WRITTEN PROBLEM: Read the lines below and count those that have the word "your". Respond with the number only.

PROVIDED DATA:
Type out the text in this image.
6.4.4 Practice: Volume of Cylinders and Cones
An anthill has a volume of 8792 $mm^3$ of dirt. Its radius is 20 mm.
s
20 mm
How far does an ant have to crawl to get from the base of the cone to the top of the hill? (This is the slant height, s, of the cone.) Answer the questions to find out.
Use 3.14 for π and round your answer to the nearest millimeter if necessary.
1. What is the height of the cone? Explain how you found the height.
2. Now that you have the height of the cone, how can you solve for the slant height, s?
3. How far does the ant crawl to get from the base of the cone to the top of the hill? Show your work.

...

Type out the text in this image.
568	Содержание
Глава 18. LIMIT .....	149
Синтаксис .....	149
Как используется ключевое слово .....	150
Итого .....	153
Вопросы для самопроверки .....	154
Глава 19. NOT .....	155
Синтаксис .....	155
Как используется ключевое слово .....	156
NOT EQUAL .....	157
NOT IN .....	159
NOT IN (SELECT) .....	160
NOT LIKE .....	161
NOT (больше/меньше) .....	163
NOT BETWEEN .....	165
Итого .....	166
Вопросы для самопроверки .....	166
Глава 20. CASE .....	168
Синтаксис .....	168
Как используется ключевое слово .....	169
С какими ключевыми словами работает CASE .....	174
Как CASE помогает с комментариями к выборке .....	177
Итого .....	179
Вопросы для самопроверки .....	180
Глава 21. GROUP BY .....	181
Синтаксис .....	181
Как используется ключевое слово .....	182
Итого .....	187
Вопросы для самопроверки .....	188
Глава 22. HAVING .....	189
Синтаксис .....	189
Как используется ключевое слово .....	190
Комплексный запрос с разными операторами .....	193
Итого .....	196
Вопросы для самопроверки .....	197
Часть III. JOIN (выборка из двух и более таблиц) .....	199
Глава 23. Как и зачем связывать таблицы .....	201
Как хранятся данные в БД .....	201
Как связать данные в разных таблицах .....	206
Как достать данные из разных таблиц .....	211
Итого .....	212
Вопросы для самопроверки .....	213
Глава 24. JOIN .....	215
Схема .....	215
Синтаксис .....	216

WRITTEN ANSWER: 2